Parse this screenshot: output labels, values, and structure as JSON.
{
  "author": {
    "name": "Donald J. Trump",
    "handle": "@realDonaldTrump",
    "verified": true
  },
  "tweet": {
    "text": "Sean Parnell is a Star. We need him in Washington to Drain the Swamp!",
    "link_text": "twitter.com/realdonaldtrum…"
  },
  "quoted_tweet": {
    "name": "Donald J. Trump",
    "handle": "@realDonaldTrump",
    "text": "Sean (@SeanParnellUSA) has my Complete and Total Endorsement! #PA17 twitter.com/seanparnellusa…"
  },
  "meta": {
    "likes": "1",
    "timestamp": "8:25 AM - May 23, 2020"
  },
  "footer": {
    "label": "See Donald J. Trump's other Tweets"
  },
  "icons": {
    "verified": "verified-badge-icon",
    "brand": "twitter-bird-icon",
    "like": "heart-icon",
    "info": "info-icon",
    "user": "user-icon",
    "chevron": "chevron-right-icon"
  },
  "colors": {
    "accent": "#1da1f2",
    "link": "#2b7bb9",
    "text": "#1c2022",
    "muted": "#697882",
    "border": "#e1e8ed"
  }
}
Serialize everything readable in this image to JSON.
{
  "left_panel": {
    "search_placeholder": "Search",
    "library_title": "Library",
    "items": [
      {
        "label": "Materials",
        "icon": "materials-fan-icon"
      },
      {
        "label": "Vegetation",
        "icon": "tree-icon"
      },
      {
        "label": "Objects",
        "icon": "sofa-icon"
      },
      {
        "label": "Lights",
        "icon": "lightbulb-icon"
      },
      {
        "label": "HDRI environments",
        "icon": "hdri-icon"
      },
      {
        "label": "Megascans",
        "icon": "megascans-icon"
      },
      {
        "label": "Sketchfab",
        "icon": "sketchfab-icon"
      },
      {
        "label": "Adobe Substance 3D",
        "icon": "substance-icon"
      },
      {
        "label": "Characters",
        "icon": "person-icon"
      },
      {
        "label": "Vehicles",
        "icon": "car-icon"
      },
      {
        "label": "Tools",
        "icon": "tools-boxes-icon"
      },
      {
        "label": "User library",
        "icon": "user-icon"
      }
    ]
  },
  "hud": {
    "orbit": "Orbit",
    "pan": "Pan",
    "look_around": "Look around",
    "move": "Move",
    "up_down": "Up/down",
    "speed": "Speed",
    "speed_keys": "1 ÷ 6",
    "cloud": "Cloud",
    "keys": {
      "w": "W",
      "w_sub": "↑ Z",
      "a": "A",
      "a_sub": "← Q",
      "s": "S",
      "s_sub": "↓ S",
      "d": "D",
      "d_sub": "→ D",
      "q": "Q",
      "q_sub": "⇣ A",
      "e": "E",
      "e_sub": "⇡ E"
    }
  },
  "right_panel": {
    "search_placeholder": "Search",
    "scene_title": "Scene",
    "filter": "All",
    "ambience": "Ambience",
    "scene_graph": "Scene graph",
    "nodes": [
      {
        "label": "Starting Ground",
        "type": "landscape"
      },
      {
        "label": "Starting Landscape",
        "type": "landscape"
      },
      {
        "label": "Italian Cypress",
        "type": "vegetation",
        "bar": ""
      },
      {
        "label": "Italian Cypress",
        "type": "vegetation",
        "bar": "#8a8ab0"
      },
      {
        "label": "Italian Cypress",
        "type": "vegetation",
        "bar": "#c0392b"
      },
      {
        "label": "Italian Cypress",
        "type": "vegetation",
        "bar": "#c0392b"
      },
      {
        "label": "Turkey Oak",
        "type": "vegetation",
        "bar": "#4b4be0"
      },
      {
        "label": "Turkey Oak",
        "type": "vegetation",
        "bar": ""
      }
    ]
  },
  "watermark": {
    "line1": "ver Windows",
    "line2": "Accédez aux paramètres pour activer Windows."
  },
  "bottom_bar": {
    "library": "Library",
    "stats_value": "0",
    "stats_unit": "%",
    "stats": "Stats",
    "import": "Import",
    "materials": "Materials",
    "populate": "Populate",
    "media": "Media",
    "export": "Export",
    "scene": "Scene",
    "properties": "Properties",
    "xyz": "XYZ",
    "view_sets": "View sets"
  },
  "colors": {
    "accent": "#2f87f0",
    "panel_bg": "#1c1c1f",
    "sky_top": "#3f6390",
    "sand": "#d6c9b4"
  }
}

What this task involves: Take every line from the data that contains the word "twitter".

Solution to the problem:
    "link_text": "twitter.com/realdonaldtrum…"
    "text": "Sean (@SeanParnellUSA) has my Complete and Total Endorsement! #PA17 twitter.com/seanparnellusa…"
    "brand": "twitter-bird-icon",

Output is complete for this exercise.